■ **Task statement**: What follows is a set of records; copy all of it exactly.

■ **Material provided**:
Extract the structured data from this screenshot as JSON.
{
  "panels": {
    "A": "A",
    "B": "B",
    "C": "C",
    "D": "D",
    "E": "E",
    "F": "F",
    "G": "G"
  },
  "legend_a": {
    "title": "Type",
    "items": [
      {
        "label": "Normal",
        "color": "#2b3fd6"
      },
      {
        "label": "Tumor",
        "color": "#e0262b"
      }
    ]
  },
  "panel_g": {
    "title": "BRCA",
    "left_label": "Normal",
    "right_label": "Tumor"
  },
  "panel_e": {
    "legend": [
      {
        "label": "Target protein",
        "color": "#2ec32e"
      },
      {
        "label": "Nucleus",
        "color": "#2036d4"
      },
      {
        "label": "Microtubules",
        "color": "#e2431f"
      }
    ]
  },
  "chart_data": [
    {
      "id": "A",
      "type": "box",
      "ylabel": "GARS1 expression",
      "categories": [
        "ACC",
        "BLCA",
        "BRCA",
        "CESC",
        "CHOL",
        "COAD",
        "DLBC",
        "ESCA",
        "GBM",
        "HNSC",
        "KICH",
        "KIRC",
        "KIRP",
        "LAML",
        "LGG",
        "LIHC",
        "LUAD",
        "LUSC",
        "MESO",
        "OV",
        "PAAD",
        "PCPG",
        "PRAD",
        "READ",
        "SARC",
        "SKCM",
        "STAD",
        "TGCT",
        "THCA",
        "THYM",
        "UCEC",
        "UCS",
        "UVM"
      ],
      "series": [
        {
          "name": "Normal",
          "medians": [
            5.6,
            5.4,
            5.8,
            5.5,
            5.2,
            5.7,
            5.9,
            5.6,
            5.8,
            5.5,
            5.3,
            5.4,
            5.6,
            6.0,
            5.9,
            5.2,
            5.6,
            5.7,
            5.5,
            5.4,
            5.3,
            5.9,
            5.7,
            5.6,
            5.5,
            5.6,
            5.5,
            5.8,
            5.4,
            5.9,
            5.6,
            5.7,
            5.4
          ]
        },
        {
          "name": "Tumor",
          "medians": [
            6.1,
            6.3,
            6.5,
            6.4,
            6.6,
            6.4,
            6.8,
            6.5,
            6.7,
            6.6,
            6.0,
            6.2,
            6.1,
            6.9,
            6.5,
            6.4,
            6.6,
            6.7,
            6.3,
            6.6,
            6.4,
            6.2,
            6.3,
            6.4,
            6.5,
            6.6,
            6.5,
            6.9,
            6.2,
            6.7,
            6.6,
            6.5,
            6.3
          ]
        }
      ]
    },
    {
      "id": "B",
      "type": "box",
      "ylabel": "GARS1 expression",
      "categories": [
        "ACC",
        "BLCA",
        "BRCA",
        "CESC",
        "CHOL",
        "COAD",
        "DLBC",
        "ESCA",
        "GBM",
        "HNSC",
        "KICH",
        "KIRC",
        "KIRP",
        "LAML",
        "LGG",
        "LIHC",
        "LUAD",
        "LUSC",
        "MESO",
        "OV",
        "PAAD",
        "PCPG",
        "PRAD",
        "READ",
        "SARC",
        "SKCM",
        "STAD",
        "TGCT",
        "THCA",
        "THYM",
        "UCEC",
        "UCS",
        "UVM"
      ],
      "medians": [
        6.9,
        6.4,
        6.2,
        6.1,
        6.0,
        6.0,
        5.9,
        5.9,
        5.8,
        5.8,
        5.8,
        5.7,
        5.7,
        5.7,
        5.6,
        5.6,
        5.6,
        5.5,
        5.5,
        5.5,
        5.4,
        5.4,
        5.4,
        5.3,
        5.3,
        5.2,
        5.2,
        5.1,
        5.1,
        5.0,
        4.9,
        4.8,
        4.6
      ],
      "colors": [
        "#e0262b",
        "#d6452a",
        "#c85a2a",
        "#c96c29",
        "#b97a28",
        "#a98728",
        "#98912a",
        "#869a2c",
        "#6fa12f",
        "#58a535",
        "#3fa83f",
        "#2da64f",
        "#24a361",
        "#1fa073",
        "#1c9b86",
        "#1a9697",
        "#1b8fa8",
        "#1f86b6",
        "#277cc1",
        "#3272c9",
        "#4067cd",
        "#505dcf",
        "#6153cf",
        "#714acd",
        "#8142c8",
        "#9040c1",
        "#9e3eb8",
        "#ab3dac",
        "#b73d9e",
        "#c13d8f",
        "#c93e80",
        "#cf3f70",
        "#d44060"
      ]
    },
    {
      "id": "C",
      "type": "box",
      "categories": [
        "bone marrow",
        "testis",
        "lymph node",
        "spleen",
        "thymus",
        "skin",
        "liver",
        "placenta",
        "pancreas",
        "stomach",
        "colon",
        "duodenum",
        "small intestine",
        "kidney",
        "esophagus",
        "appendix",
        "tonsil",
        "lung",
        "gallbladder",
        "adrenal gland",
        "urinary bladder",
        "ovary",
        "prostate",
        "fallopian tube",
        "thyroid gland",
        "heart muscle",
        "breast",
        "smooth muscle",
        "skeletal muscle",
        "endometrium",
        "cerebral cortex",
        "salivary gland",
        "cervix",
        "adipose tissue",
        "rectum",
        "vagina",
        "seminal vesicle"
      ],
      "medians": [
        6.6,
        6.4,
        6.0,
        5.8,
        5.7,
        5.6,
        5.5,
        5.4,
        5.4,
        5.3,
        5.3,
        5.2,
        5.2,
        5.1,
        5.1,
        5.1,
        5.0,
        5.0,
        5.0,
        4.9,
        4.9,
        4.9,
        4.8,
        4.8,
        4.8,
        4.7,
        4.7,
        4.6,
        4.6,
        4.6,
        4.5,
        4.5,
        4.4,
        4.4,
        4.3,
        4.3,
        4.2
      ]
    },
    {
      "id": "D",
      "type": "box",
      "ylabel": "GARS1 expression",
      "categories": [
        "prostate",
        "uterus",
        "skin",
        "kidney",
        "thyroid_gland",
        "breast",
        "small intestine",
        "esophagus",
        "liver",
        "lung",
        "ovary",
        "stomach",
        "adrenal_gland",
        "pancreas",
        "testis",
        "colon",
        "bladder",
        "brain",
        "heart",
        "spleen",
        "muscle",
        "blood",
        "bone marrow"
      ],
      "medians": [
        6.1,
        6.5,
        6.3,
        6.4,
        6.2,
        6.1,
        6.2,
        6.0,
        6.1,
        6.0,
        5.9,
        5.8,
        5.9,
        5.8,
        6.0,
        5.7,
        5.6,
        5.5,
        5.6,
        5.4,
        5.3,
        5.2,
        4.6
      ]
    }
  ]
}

■ **Response area**:
Extract the structured data from this screenshot as JSON.
{
  "panels": {
    "A": "A",
    "B": "B",
    "C": "C",
    "D": "D",
    "E": "E",
    "F": "F",
    "G": "G"
  },
  "legend_a": {
    "title": "Type",
    "items": [
      {
        "label": "Normal",
        "color": "#2b3fd6"
      },
      {
        "label": "Tumor",
        "color": "#e0262b"
      }
    ]
  },
  "panel_g": {
    "title": "BRCA",
    "left_label": "Normal",
    "right_label": "Tumor"
  },
  "panel_e": {
    "legend": [
      {
        "label": "Target protein",
        "color": "#2ec32e"
      },
      {
        "label": "Nucleus",
        "color": "#2036d4"
      },
      {
        "label": "Microtubules",
        "color": "#e2431f"
      }
    ]
  },
  "chart_data": [
    {
      "id": "A",
      "type": "box",
      "ylabel": "GARS1 expression",
      "categories": [
        "ACC",
        "BLCA",
        "BRCA",
        "CESC",
        "CHOL",
        "COAD",
        "DLBC",
        "ESCA",
        "GBM",
        "HNSC",
        "KICH",
        "KIRC",
        "KIRP",
        "LAML",
        "LGG",
        "LIHC",
        "LUAD",
        "LUSC",
        "MESO",
        "OV",
        "PAAD",
        "PCPG",
        "PRAD",
        "READ",
        "SARC",
        "SKCM",
        "STAD",
        "TGCT",
        "THCA",
        "THYM",
        "UCEC",
        "UCS",
        "UVM"
      ],
      "series": [
        {
          "name": "Normal",
          "medians": [
            5.6,
            5.4,
            5.8,
            5.5,
            5.2,
            5.7,
            5.9,
            5.6,
            5.8,
            5.5,
            5.3,
            5.4,
            5.6,
            6.0,
            5.9,
            5.2,
            5.6,
            5.7,
            5.5,
            5.4,
            5.3,
            5.9,
            5.7,
            5.6,
            5.5,
            5.6,
            5.5,
            5.8,
            5.4,
            5.9,
            5.6,
            5.7,
            5.4
          ]
        },
        {
          "name": "Tumor",
          "medians": [
            6.1,
            6.3,
            6.5,
            6.4,
            6.6,
            6.4,
            6.8,
            6.5,
            6.7,
            6.6,
            6.0,
            6.2,
            6.1,
            6.9,
            6.5,
            6.4,
            6.6,
            6.7,
            6.3,
            6.6,
            6.4,
            6.2,
            6.3,
            6.4,
            6.5,
            6.6,
            6.5,
            6.9,
            6.2,
            6.7,
            6.6,
            6.5,
            6.3
          ]
        }
      ]
    },
    {
      "id": "B",
      "type": "box",
      "ylabel": "GARS1 expression",
      "categories": [
        "ACC",
        "BLCA",
        "BRCA",
        "CESC",
        "CHOL",
        "COAD",
        "DLBC",
        "ESCA",
        "GBM",
        "HNSC",
        "KICH",
        "KIRC",
        "KIRP",
        "LAML",
        "LGG",
        "LIHC",
        "LUAD",
        "LUSC",
        "MESO",
        "OV",
        "PAAD",
        "PCPG",
        "PRAD",
        "READ",
        "SARC",
        "SKCM",
        "STAD",
        "TGCT",
        "THCA",
        "THYM",
        "UCEC",
        "UCS",
        "UVM"
      ],
      "medians": [
        6.9,
        6.4,
        6.2,
        6.1,
        6.0,
        6.0,
        5.9,
        5.9,
        5.8,
        5.8,
        5.8,
        5.7,
        5.7,
        5.7,
        5.6,
        5.6,
        5.6,
        5.5,
        5.5,
        5.5,
        5.4,
        5.4,
        5.4,
        5.3,
        5.3,
        5.2,
        5.2,
        5.1,
        5.1,
        5.0,
        4.9,
        4.8,
        4.6
      ],
      "colors": [
        "#e0262b",
        "#d6452a",
        "#c85a2a",
        "#c96c29",
        "#b97a28",
        "#a98728",
        "#98912a",
        "#869a2c",
        "#6fa12f",
        "#58a535",
        "#3fa83f",
        "#2da64f",
        "#24a361",
        "#1fa073",
        "#1c9b86",
        "#1a9697",
        "#1b8fa8",
        "#1f86b6",
        "#277cc1",
        "#3272c9",
        "#4067cd",
        "#505dcf",
        "#6153cf",
        "#714acd",
        "#8142c8",
        "#9040c1",
        "#9e3eb8",
        "#ab3dac",
        "#b73d9e",
        "#c13d8f",
        "#c93e80",
        "#cf3f70",
        "#d44060"
      ]
    },
    {
      "id": "C",
      "type": "box",
      "categories": [
        "bone marrow",
        "testis",
        "lymph node",
        "spleen",
        "thymus",
        "skin",
        "liver",
        "placenta",
        "pancreas",
        "stomach",
        "colon",
        "duodenum",
        "small intestine",
        "kidney",
        "esophagus",
        "appendix",
        "tonsil",
        "lung",
        "gallbladder",
        "adrenal gland",
        "urinary bladder",
        "ovary",
        "prostate",
        "fallopian tube",
        "thyroid gland",
        "heart muscle",
        "breast",
        "smooth muscle",
        "skeletal muscle",
        "endometrium",
        "cerebral cortex",
        "salivary gland",
        "cervix",
        "adipose tissue",
        "rectum",
        "vagina",
        "seminal vesicle"
      ],
      "medians": [
        6.6,
        6.4,
        6.0,
        5.8,
        5.7,
        5.6,
        5.5,
        5.4,
        5.4,
        5.3,
        5.3,
        5.2,
        5.2,
        5.1,
        5.1,
        5.1,
        5.0,
        5.0,
        5.0,
        4.9,
        4.9,
        4.9,
        4.8,
        4.8,
        4.8,
        4.7,
        4.7,
        4.6,
        4.6,
        4.6,
        4.5,
        4.5,
        4.4,
        4.4,
        4.3,
        4.3,
        4.2
      ]
    },
    {
      "id": "D",
      "type": "box",
      "ylabel": "GARS1 expression",
      "categories": [
        "prostate",
        "uterus",
        "skin",
        "kidney",
        "thyroid_gland",
        "breast",
        "small intestine",
        "esophagus",
        "liver",
        "lung",
        "ovary",
        "stomach",
        "adrenal_gland",
        "pancreas",
        "testis",
        "colon",
        "bladder",
        "brain",
        "heart",
        "spleen",
        "muscle",
        "blood",
        "bone marrow"
      ],
      "medians": [
        6.1,
        6.5,
        6.3,
        6.4,
        6.2,
        6.1,
        6.2,
        6.0,
        6.1,
        6.0,
        5.9,
        5.8,
        5.9,
        5.8,
        6.0,
        5.7,
        5.6,
        5.5,
        5.6,
        5.4,
        5.3,
        5.2,
        4.6
      ]
    }
  ]
}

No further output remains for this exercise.